Entries shown:

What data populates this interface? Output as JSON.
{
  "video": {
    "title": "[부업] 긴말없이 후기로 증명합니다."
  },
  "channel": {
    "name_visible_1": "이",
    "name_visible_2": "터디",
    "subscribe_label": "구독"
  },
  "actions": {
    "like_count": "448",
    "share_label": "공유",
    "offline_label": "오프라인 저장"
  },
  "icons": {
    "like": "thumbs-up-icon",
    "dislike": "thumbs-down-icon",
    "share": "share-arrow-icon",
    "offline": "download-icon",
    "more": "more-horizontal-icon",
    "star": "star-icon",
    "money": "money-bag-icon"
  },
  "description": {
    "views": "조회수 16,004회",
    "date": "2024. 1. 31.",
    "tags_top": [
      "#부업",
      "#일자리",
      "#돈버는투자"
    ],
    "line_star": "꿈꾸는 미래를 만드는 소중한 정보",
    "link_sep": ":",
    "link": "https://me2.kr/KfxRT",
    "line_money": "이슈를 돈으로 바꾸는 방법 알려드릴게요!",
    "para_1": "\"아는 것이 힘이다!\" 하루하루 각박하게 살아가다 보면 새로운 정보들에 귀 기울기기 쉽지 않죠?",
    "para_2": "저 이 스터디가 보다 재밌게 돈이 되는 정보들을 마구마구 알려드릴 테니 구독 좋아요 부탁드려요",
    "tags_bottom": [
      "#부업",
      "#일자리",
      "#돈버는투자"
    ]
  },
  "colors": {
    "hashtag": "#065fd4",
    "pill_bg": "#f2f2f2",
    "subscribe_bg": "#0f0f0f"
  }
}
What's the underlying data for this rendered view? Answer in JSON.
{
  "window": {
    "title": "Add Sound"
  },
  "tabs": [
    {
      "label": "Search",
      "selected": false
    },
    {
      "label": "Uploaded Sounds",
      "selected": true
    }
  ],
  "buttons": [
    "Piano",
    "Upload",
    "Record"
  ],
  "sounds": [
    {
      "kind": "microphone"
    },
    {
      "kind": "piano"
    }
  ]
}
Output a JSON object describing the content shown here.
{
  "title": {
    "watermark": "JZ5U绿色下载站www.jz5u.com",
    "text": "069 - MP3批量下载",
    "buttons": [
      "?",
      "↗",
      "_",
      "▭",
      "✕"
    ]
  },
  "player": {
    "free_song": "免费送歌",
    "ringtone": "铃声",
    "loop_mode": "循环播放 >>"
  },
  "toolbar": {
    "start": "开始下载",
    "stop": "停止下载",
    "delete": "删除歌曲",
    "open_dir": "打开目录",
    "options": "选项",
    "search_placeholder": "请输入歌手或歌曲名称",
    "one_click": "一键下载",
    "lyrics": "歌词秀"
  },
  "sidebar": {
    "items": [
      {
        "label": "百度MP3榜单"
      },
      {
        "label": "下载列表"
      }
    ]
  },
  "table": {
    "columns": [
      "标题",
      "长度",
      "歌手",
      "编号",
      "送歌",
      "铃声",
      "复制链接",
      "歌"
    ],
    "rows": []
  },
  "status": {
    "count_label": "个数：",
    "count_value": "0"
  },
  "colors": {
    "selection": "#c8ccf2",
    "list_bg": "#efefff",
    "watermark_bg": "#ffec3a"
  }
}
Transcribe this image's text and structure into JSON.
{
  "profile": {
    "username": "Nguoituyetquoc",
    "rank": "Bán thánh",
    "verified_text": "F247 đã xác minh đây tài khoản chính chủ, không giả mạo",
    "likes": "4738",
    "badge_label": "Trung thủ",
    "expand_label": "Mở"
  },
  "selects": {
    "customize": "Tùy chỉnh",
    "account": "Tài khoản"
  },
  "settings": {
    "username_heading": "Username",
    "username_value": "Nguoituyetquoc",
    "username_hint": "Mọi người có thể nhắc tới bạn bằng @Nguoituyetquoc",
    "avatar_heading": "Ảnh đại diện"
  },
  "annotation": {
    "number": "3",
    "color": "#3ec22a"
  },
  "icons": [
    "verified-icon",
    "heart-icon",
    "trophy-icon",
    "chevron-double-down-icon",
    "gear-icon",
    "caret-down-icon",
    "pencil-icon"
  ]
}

---

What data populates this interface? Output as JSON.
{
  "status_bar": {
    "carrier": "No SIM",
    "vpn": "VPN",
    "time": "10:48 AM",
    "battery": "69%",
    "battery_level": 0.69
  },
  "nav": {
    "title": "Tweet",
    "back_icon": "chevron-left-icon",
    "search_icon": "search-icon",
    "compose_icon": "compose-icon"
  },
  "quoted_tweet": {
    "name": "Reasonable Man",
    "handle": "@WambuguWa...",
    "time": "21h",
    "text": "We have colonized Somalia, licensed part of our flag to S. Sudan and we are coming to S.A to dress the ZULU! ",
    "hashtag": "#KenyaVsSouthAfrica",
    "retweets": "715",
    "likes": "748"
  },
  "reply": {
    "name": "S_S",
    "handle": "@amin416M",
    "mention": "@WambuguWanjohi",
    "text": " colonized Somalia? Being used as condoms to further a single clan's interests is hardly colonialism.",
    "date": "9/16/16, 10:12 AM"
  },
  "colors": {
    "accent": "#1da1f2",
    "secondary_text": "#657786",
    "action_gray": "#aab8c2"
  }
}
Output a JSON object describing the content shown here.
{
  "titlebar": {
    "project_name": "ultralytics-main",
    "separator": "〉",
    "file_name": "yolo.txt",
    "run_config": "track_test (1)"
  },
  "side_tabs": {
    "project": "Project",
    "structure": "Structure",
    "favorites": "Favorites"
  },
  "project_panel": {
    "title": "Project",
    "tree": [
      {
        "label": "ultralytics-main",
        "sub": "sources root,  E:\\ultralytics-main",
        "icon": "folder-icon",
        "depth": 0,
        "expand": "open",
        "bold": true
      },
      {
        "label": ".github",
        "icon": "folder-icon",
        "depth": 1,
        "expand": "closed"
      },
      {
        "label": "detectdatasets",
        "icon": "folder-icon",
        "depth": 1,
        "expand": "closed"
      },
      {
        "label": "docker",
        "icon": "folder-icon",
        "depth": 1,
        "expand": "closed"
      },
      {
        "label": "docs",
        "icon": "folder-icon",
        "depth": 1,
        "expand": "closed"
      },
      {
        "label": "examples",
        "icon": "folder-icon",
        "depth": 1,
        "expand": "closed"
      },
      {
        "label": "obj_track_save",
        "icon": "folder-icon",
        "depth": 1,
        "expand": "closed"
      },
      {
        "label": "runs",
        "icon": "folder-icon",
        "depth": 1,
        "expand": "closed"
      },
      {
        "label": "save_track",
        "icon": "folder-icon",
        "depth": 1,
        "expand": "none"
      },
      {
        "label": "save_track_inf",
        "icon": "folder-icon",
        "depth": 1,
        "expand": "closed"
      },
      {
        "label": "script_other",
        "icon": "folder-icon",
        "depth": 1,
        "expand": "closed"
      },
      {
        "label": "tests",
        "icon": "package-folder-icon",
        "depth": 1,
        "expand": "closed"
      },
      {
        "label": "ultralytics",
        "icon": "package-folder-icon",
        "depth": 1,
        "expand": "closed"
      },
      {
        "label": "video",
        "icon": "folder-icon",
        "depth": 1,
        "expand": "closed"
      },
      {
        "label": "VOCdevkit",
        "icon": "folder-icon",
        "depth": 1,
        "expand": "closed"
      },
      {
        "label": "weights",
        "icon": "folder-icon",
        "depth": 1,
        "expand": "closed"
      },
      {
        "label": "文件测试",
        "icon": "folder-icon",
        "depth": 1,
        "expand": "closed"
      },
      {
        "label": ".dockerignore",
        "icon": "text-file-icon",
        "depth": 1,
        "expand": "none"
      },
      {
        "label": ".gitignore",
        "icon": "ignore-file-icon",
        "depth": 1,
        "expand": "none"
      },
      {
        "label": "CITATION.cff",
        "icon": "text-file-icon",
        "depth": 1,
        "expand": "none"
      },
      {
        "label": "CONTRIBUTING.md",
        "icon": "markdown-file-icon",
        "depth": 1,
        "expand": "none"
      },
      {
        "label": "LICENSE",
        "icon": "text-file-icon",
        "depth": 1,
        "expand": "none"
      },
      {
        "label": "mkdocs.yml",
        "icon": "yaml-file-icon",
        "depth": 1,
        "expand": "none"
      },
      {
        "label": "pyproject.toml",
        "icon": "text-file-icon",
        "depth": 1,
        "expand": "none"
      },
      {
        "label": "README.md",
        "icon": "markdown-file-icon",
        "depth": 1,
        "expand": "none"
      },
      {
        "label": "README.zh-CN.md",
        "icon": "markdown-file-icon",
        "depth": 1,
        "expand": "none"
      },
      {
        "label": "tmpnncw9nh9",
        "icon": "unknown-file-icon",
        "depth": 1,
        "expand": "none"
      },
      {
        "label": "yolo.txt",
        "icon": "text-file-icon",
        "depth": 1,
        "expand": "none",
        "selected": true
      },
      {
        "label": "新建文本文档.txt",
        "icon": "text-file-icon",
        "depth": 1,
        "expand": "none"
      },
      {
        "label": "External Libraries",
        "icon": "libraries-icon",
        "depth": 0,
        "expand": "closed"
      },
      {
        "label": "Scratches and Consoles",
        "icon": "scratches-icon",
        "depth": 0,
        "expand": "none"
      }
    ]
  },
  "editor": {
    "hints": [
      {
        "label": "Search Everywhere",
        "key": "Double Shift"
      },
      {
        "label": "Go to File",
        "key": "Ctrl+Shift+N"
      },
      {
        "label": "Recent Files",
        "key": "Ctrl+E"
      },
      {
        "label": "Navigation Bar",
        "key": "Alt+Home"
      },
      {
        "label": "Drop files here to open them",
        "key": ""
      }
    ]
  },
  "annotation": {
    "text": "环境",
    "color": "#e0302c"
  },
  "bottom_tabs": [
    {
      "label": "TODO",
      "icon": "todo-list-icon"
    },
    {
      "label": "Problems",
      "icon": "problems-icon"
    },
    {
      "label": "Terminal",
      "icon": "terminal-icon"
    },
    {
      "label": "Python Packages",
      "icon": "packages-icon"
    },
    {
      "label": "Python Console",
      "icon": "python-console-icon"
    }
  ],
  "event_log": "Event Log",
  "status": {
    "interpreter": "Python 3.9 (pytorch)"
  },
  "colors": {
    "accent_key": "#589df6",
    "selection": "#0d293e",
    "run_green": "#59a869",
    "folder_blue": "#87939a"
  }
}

---

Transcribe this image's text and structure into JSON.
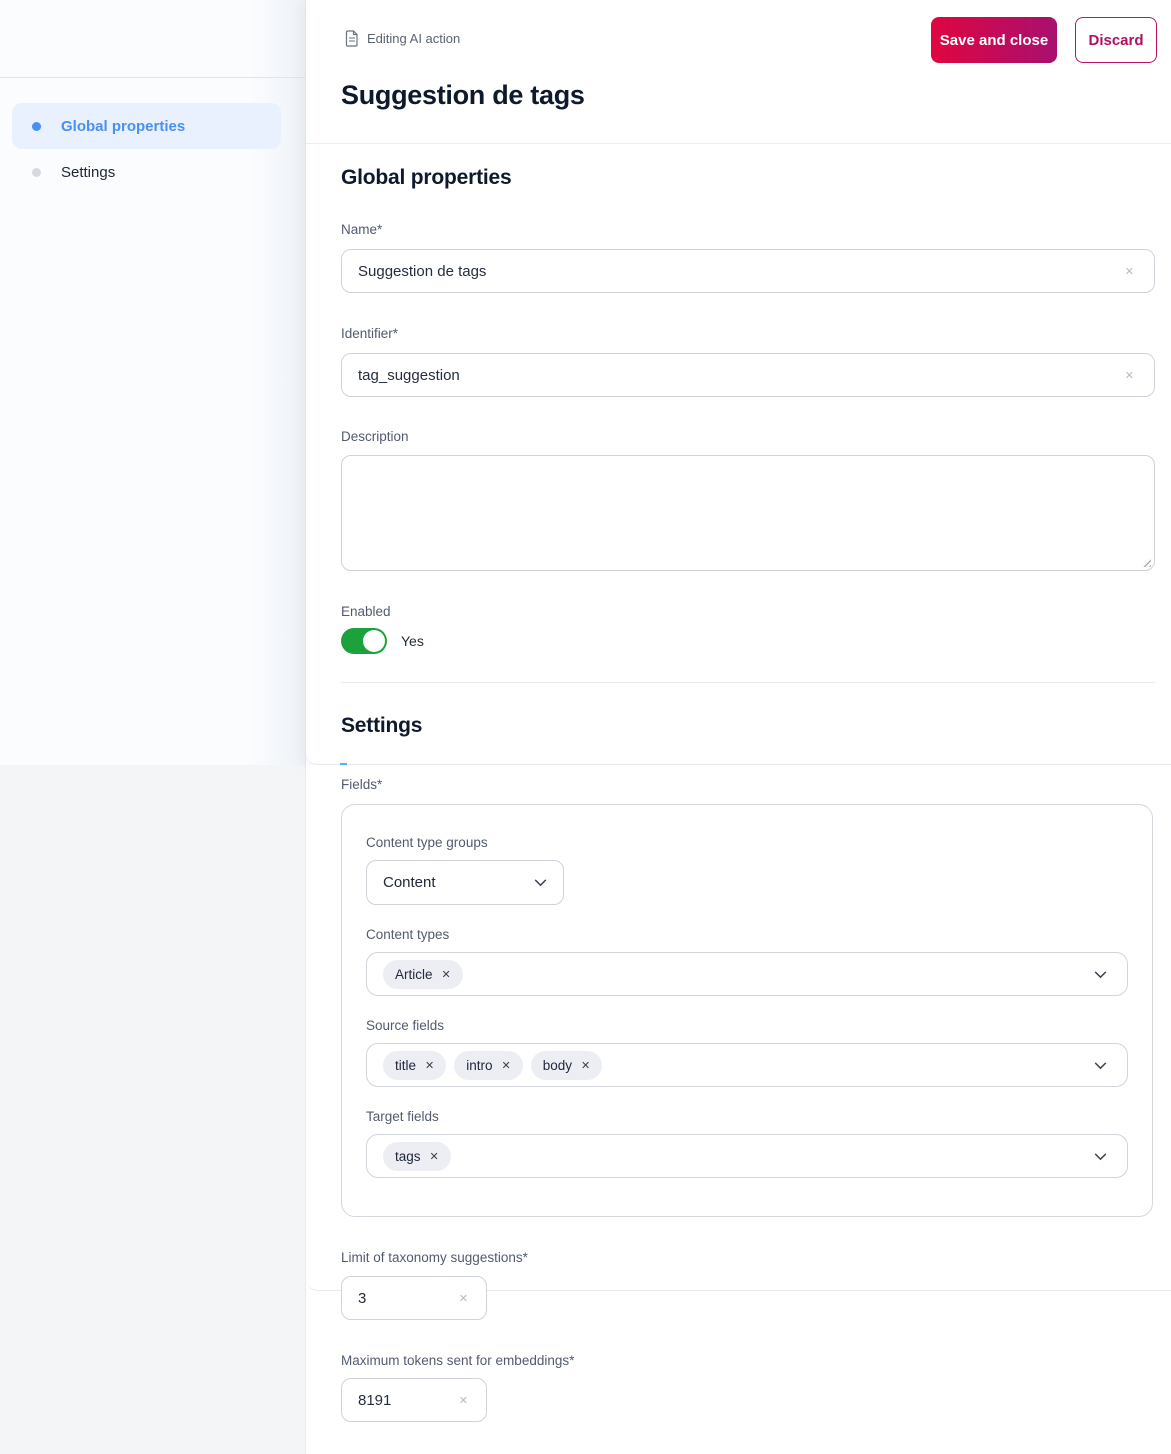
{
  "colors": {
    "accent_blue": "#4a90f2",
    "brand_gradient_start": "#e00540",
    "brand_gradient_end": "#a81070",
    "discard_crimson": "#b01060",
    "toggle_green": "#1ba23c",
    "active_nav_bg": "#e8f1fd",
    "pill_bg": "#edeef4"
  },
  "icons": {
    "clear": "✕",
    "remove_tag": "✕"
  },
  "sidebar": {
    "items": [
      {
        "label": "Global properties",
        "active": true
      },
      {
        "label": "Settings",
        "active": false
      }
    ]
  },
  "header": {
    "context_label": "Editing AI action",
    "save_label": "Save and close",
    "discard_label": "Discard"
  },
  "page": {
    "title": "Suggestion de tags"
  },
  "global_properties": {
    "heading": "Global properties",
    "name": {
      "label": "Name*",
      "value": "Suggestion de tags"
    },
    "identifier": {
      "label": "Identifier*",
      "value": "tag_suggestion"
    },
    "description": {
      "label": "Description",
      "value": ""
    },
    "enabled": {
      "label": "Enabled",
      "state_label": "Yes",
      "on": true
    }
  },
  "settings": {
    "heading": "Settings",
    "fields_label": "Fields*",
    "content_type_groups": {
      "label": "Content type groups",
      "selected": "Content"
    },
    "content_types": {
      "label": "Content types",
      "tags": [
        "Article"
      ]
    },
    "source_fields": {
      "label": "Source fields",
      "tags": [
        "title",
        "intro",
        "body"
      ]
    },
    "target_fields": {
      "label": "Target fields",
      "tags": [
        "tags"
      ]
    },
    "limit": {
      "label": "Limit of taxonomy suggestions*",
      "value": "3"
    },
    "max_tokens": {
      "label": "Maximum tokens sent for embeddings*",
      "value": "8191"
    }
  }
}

Exercise details:
Identify each line holding the string "selected", and copy it out.

Result of the task:
      "selected": false
      "selected": true
        "selected": true
      "selected": "Content"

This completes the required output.